═════ Material provided ═════
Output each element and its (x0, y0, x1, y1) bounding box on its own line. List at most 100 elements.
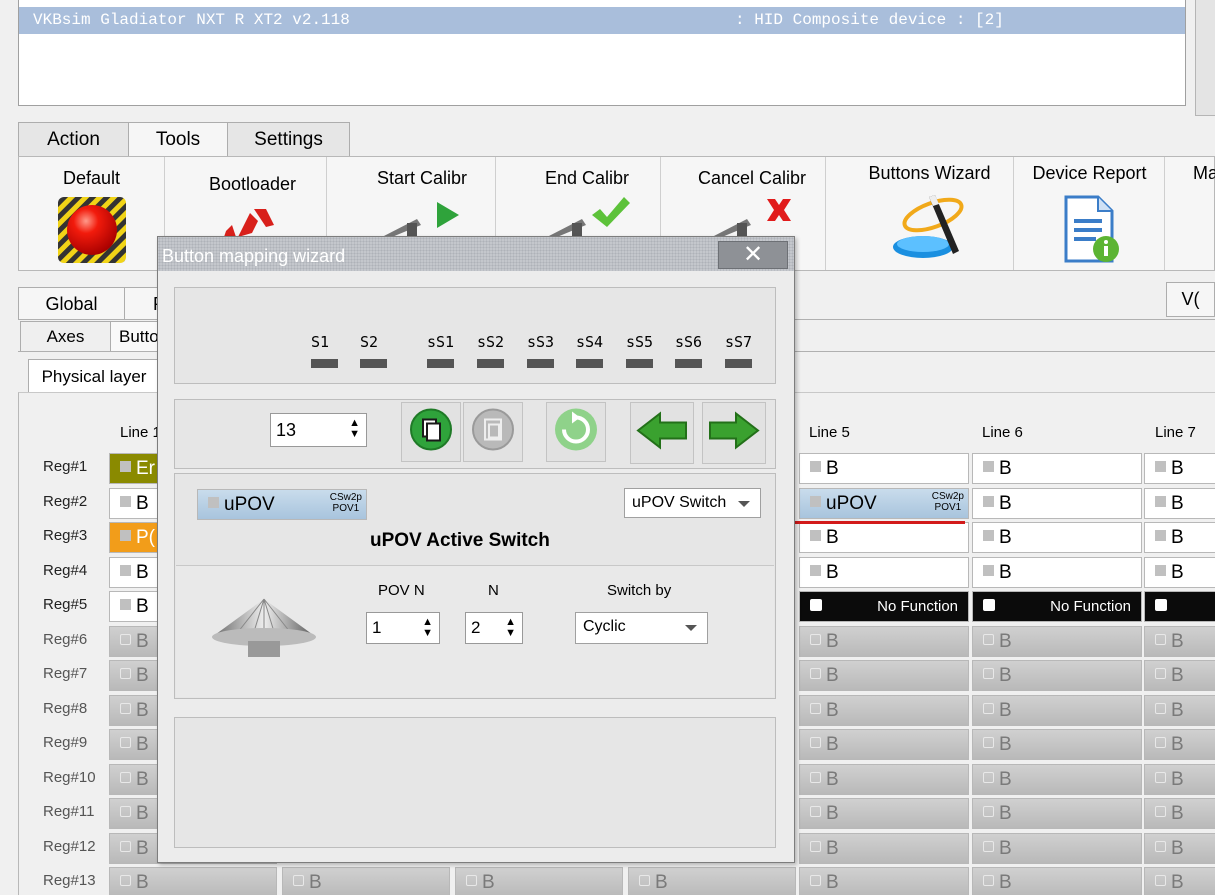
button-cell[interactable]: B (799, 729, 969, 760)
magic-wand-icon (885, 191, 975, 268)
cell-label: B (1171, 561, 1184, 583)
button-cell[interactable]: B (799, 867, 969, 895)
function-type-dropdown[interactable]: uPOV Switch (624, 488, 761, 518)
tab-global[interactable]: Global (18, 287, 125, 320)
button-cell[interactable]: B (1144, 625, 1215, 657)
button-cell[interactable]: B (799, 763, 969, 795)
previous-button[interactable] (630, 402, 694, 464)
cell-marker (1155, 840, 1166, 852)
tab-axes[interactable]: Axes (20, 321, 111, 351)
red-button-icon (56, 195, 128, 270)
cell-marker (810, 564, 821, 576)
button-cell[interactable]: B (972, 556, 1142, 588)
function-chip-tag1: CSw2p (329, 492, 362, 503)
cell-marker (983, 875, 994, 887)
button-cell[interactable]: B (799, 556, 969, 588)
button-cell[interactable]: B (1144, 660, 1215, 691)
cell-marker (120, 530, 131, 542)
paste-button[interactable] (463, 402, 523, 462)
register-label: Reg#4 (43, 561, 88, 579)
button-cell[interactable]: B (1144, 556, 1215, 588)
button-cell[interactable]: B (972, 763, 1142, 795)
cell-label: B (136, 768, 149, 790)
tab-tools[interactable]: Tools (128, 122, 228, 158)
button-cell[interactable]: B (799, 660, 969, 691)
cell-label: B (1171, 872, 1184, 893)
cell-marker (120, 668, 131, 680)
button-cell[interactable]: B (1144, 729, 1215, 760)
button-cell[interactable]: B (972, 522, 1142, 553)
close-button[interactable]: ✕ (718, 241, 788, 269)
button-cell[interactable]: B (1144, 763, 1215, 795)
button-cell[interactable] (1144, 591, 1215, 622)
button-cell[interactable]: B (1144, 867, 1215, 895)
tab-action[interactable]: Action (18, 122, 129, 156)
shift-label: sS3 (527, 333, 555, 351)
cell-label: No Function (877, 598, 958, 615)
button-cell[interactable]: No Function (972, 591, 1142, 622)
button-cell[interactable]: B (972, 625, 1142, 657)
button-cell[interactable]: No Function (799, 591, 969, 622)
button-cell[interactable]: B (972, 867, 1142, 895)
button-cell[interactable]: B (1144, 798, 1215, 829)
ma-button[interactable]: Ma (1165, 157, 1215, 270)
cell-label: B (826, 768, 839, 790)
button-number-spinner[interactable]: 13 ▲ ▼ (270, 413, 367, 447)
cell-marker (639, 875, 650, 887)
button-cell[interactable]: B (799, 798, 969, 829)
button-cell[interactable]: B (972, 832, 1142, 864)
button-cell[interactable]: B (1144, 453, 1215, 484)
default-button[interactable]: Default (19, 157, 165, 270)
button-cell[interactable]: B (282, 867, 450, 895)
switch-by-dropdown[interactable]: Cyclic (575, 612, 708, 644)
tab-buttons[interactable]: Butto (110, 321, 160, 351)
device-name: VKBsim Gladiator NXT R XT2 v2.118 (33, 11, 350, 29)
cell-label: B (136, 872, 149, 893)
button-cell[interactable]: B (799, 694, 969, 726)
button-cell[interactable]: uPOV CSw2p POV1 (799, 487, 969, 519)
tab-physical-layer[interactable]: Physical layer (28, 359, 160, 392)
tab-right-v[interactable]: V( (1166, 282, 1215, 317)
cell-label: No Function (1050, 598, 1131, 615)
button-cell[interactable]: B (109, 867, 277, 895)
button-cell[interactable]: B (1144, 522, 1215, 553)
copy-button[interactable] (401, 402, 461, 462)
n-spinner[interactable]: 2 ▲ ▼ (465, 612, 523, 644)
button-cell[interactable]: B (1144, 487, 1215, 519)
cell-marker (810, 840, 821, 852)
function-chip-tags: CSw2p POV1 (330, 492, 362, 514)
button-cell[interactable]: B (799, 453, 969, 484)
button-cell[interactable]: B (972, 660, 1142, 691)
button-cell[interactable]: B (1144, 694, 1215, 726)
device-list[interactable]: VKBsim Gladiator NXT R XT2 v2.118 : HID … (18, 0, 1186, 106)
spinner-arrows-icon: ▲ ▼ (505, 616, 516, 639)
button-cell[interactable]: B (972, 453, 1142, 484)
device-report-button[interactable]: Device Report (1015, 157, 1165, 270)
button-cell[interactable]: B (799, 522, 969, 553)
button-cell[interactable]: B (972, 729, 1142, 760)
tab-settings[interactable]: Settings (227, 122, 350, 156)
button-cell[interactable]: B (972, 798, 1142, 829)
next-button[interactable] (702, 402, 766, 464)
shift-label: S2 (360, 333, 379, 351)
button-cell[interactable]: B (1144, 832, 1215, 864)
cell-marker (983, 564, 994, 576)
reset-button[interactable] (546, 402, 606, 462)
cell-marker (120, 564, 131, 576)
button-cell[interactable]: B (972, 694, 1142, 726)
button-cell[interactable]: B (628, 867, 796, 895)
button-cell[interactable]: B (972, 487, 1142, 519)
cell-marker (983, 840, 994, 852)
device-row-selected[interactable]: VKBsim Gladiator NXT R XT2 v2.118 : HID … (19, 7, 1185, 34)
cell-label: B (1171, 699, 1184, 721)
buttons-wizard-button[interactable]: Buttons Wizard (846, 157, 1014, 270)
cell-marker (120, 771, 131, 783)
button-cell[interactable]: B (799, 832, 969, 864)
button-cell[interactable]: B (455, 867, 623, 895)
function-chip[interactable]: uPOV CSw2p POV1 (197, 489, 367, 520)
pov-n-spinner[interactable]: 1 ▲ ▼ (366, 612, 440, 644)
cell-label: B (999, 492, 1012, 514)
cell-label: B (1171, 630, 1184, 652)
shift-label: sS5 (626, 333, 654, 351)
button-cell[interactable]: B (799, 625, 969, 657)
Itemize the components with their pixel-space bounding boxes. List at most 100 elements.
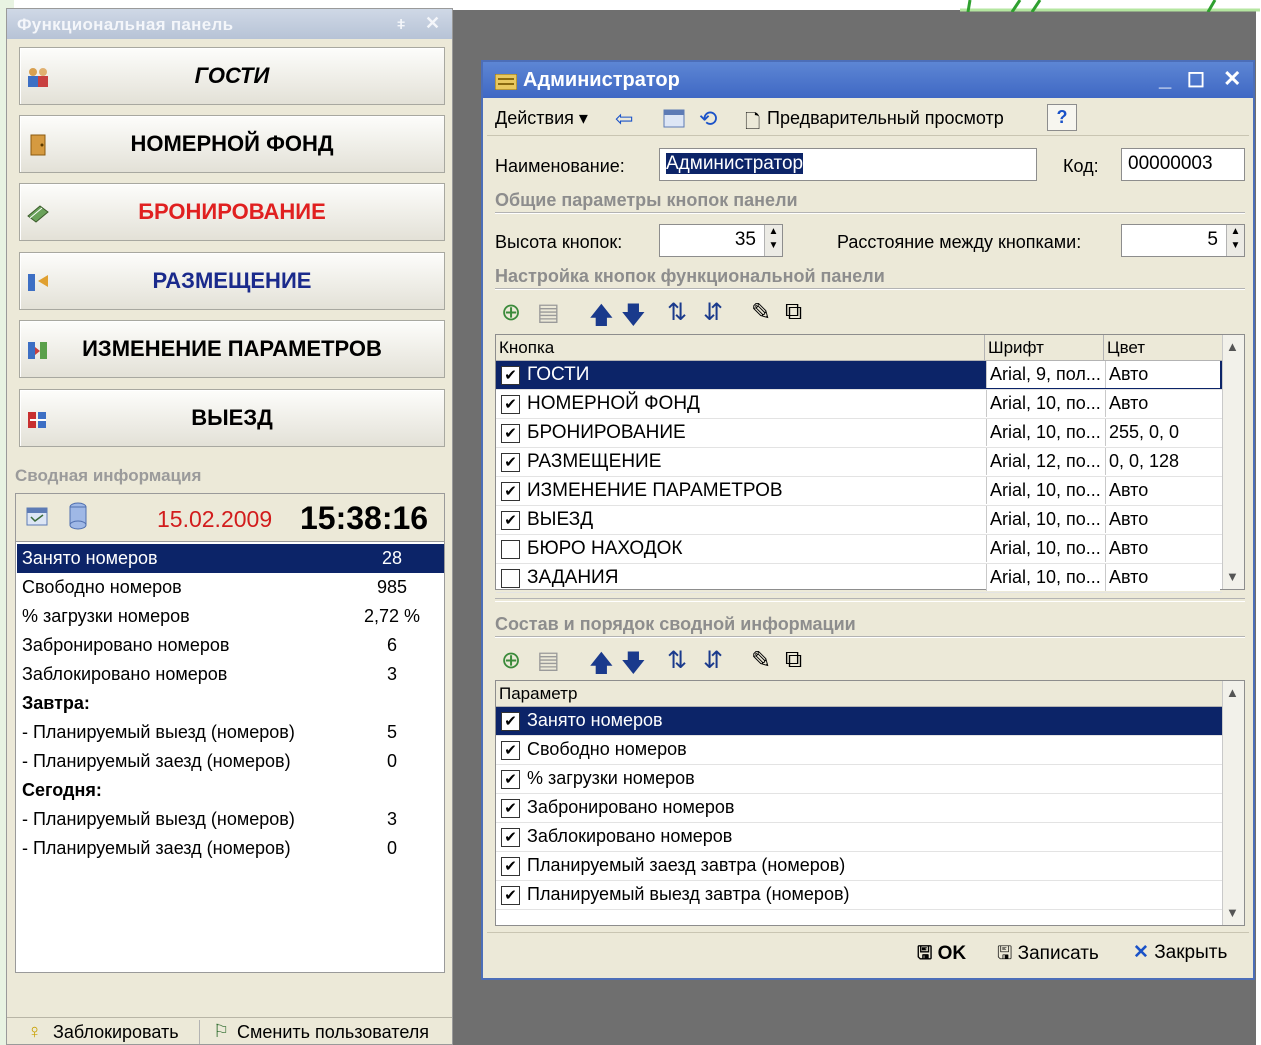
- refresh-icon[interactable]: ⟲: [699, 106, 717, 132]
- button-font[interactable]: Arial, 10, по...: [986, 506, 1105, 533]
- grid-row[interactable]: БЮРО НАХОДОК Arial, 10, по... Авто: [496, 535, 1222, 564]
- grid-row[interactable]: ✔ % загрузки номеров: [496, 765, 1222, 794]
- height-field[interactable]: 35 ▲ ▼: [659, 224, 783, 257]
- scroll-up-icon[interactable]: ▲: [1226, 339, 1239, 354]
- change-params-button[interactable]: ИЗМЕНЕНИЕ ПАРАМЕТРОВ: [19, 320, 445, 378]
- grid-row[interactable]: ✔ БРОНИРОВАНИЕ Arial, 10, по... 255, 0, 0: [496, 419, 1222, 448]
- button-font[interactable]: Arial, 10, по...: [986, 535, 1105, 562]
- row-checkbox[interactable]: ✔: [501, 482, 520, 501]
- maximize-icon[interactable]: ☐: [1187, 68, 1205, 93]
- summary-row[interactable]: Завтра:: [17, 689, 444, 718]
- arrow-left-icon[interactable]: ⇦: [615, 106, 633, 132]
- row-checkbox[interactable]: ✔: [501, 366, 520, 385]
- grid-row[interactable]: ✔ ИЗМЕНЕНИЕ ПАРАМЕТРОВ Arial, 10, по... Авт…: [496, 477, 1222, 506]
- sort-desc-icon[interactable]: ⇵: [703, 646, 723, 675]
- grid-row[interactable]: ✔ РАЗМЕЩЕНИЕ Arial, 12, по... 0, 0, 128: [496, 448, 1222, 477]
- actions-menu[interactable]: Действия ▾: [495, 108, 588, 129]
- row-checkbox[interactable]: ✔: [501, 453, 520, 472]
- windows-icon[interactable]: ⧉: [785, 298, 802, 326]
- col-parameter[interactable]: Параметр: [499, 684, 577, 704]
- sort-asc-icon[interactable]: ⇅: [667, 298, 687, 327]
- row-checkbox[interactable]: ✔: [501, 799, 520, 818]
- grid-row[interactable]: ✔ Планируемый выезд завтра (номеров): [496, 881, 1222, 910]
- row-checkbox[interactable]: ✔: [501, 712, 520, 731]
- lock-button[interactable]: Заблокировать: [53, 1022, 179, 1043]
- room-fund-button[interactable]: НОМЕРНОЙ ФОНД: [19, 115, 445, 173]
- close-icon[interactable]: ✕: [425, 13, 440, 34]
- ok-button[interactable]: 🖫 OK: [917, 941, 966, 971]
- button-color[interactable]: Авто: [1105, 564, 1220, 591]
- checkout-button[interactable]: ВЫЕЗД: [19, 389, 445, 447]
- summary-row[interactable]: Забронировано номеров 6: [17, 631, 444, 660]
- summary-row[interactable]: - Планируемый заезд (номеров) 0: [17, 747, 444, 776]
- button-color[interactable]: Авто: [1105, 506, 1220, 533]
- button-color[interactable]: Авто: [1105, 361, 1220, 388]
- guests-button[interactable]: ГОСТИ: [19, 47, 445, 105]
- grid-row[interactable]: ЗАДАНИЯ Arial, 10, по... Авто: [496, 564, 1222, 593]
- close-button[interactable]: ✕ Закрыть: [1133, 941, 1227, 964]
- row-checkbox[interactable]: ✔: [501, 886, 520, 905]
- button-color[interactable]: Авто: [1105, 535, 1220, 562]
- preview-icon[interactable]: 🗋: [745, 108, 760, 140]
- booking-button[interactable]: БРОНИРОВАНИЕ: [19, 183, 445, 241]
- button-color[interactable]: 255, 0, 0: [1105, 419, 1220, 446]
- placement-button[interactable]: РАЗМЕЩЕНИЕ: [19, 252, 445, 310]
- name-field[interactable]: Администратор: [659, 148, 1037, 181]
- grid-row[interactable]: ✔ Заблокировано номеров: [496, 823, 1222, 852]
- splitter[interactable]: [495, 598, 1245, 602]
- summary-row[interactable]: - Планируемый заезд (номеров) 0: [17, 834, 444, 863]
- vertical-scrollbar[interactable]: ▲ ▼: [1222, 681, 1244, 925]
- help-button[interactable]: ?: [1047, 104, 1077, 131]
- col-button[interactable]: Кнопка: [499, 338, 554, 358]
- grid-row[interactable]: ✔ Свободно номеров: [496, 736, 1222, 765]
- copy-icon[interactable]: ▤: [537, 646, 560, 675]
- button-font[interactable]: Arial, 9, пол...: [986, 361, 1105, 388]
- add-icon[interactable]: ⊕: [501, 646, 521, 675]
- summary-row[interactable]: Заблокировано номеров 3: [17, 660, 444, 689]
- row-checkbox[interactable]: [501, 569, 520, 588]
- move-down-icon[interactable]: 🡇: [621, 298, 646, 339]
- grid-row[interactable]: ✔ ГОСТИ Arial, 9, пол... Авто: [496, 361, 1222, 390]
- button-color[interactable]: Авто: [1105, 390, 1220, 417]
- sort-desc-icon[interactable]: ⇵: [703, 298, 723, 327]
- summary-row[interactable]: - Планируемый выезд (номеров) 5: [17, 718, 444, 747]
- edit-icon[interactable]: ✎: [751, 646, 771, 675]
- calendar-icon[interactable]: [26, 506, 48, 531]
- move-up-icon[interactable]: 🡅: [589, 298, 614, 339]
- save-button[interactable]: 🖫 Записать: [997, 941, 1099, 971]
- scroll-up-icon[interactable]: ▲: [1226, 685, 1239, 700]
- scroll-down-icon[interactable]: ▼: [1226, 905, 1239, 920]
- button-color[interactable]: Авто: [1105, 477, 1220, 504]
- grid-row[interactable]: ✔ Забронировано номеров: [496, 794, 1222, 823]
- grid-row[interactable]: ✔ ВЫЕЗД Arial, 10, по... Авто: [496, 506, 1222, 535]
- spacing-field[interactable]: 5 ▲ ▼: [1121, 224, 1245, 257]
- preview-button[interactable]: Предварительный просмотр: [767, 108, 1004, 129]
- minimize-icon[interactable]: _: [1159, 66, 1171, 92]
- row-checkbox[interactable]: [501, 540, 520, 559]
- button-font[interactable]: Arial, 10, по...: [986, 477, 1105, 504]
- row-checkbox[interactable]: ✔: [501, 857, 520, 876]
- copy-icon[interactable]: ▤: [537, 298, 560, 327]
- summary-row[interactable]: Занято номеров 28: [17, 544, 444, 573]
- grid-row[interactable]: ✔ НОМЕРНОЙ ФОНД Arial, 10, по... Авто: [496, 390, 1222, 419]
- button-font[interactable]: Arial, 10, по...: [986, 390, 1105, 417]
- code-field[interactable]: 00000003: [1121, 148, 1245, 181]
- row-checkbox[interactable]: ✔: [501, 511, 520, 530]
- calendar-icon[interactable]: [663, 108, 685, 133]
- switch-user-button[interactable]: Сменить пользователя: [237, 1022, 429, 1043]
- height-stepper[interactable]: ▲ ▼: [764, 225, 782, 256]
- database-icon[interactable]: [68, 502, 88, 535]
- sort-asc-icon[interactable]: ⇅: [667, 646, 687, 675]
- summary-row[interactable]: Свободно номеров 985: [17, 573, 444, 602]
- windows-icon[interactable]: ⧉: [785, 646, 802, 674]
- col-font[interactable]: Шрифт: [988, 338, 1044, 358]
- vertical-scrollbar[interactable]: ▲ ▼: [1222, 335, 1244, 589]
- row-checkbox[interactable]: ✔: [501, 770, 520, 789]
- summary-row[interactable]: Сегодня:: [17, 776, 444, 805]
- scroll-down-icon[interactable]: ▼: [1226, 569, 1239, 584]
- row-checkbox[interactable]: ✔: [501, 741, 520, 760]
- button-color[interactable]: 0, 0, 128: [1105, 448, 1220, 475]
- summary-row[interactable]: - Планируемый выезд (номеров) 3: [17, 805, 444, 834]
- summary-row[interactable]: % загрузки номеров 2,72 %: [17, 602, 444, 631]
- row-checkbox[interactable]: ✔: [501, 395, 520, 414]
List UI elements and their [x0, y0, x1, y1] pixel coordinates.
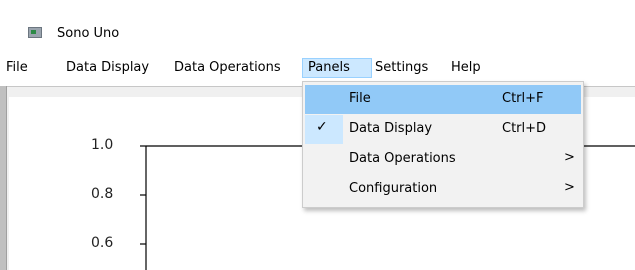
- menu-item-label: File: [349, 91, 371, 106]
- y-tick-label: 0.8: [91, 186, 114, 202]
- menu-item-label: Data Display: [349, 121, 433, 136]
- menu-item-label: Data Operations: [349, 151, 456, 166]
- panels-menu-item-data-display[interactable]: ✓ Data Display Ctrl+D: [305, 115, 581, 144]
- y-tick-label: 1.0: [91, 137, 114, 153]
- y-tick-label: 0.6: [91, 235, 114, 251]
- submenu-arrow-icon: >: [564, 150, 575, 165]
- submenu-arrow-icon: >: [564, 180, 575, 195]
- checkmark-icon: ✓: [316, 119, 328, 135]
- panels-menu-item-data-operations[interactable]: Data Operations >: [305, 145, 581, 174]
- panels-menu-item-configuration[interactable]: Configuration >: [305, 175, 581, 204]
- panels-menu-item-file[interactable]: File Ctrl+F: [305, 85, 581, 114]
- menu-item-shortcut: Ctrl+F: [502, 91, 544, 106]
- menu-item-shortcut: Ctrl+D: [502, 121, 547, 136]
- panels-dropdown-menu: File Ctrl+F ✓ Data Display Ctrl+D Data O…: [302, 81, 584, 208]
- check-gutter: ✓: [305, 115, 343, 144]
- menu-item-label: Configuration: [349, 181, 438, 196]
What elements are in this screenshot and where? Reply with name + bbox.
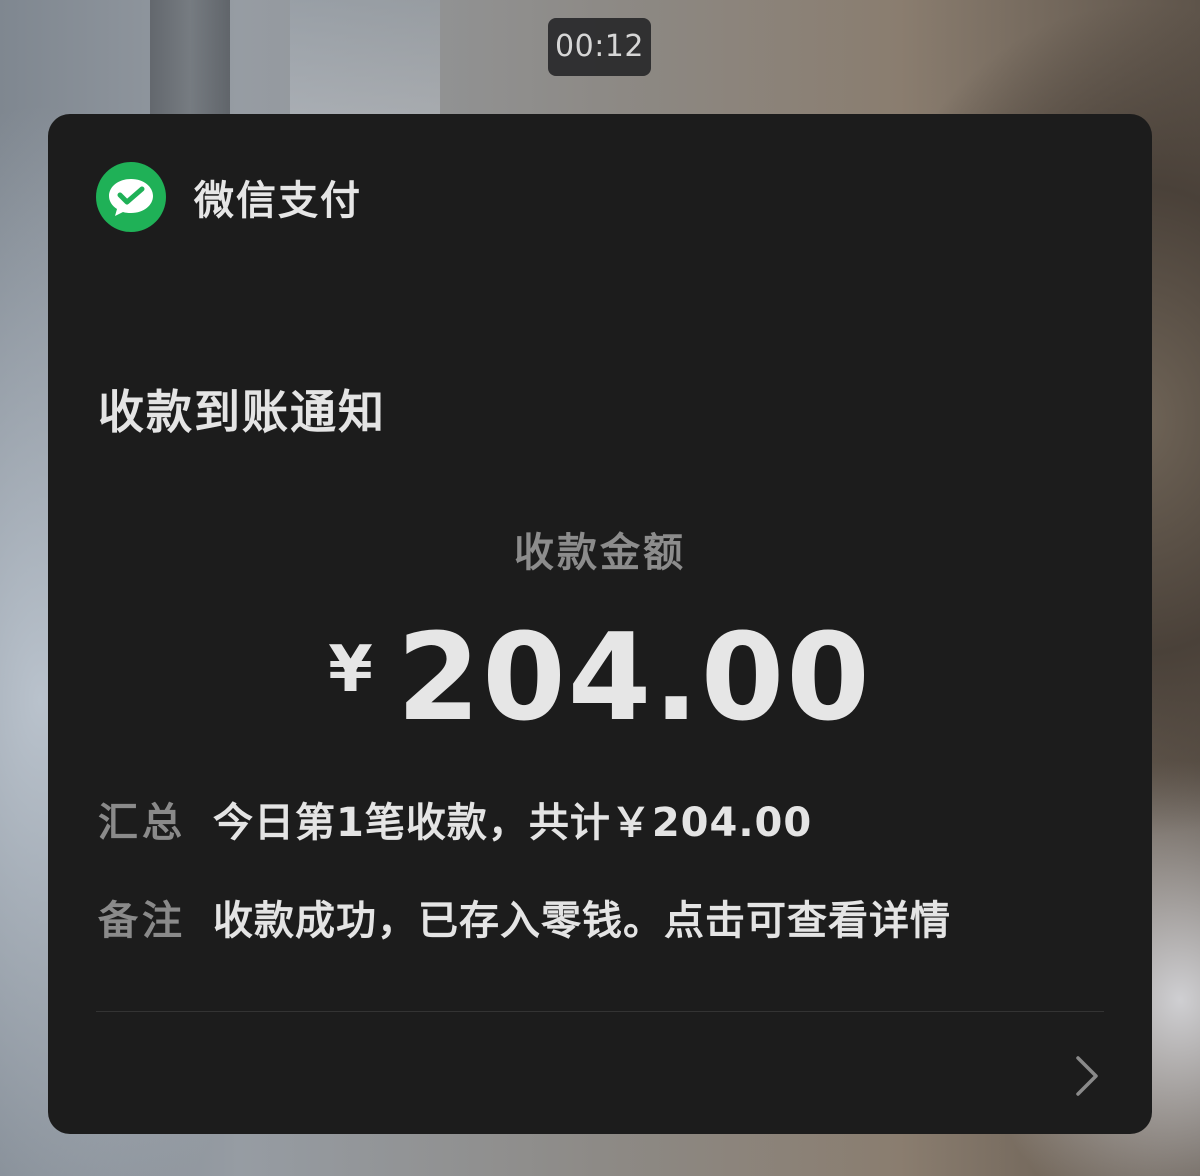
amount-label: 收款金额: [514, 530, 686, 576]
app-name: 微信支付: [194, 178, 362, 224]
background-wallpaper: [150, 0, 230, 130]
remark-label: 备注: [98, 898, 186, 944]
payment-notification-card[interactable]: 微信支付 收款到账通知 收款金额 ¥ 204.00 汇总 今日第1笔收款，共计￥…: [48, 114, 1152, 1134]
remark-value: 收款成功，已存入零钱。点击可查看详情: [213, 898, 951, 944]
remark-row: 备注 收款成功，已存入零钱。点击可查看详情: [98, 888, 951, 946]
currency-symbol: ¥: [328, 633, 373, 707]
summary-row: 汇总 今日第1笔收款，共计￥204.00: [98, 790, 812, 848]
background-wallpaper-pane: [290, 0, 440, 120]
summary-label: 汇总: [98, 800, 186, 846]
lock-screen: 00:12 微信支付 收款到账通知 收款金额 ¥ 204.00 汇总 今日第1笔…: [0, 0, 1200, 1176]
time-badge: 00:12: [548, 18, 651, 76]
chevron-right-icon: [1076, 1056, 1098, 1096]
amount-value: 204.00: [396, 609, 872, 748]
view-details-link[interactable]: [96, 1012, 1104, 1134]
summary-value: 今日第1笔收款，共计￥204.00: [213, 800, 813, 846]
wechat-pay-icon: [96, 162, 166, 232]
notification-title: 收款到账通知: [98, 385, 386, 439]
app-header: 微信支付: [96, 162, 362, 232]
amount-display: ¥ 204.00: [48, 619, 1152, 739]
═════
**Given instruction**
Rewrite everything from "- menu-item-label: File: [349, 91, 371, 106]" down to "What elements are" in the data above, putting "axis-tick-label" wherever "y-tick-label" appears and leaving all else unchanged.

**Problem solution**
- menu-item-label: File: [349, 91, 371, 106]
- axis-tick-label: 0.8: [91, 186, 114, 202]
- menu-item-label: Data Display: [349, 121, 433, 136]
- menu-item-label: Data Operations: [349, 151, 456, 166]
- panels-menu-item-data-display[interactable]: ✓ Data Display Ctrl+D: [305, 115, 581, 144]
- axis-tick-label: 1.0: [91, 137, 114, 153]
- axis-tick-label: 0.6: [91, 235, 114, 251]
- submenu-arrow-icon: >: [564, 150, 575, 165]
- submenu-arrow-icon: >: [564, 180, 575, 195]
- checkmark-icon: ✓: [316, 119, 328, 135]
- panels-menu-item-data-operations[interactable]: Data Operations >: [305, 145, 581, 174]
- panels-menu-item-configuration[interactable]: Configuration >: [305, 175, 581, 204]
- panels-menu-item-file[interactable]: File Ctrl+F: [305, 85, 581, 114]
- menu-item-shortcut: Ctrl+F: [502, 91, 544, 106]
- menu-item-shortcut: Ctrl+D: [502, 121, 547, 136]
- panels-dropdown-menu: File Ctrl+F ✓ Data Display Ctrl+D Data O…: [302, 81, 584, 208]
- check-gutter: ✓: [305, 115, 343, 144]
- menu-item-label: Configuration: [349, 181, 438, 196]
What elements are in this screenshot and where? Reply with name + bbox.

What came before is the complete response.